Every record must be repeated exactly; omit any pictures they contain.

Data entries:
[BEGIN]

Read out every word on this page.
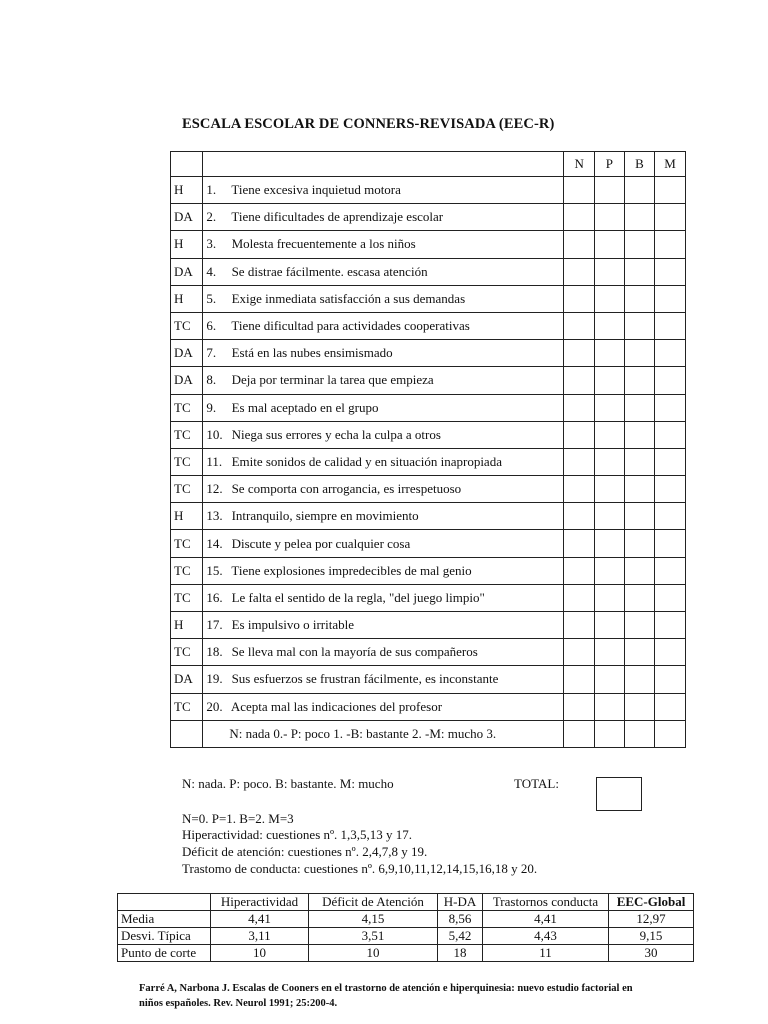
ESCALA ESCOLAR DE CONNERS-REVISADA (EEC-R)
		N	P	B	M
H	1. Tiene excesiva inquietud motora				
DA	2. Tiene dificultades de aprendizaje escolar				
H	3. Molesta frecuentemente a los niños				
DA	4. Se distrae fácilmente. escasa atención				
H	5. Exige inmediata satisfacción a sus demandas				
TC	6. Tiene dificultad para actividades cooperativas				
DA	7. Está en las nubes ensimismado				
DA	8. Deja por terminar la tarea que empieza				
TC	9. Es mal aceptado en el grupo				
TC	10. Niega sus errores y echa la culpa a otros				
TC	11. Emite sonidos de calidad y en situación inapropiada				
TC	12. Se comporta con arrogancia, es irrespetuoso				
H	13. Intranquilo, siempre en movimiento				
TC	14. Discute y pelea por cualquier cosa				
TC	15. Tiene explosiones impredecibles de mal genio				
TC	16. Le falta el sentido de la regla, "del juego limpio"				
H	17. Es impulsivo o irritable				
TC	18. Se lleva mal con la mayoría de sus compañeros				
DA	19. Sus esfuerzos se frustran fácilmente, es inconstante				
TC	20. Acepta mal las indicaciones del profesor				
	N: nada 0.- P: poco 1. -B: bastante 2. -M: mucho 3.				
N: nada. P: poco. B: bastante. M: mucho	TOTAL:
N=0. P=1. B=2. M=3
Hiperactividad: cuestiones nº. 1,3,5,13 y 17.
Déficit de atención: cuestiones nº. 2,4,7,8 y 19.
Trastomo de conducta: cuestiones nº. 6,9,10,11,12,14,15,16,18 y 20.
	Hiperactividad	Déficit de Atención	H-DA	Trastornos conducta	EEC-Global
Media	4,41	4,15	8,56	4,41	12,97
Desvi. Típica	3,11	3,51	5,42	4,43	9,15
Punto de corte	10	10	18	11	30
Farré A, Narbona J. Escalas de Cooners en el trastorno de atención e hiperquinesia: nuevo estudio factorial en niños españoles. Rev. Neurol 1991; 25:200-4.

[END]

Finished answer —
Read out every word on this page.
ESCALA ESCOLAR DE CONNERS-REVISADA (EEC-R)
		N	P	B	M
H	1. Tiene excesiva inquietud motora				
DA	2. Tiene dificultades de aprendizaje escolar				
H	3. Molesta frecuentemente a los niños				
DA	4. Se distrae fácilmente. escasa atención				
H	5. Exige inmediata satisfacción a sus demandas				
TC	6. Tiene dificultad para actividades cooperativas				
DA	7. Está en las nubes ensimismado				
DA	8. Deja por terminar la tarea que empieza				
TC	9. Es mal aceptado en el grupo				
TC	10. Niega sus errores y echa la culpa a otros				
TC	11. Emite sonidos de calidad y en situación inapropiada				
TC	12. Se comporta con arrogancia, es irrespetuoso				
H	13. Intranquilo, siempre en movimiento				
TC	14. Discute y pelea por cualquier cosa				
TC	15. Tiene explosiones impredecibles de mal genio				
TC	16. Le falta el sentido de la regla, "del juego limpio"				
H	17. Es impulsivo o irritable				
TC	18. Se lleva mal con la mayoría de sus compañeros				
DA	19. Sus esfuerzos se frustran fácilmente, es inconstante				
TC	20. Acepta mal las indicaciones del profesor				
	N: nada 0.- P: poco 1. -B: bastante 2. -M: mucho 3.				
N: nada. P: poco. B: bastante. M: mucho	TOTAL:
N=0. P=1. B=2. M=3
Hiperactividad: cuestiones nº. 1,3,5,13 y 17.
Déficit de atención: cuestiones nº. 2,4,7,8 y 19.
Trastomo de conducta: cuestiones nº. 6,9,10,11,12,14,15,16,18 y 20.
	Hiperactividad	Déficit de Atención	H-DA	Trastornos conducta	EEC-Global
Media	4,41	4,15	8,56	4,41	12,97
Desvi. Típica	3,11	3,51	5,42	4,43	9,15
Punto de corte	10	10	18	11	30
Farré A, Narbona J. Escalas de Cooners en el trastorno de atención e hiperquinesia: nuevo estudio factorial en niños españoles. Rev. Neurol 1991; 25:200-4.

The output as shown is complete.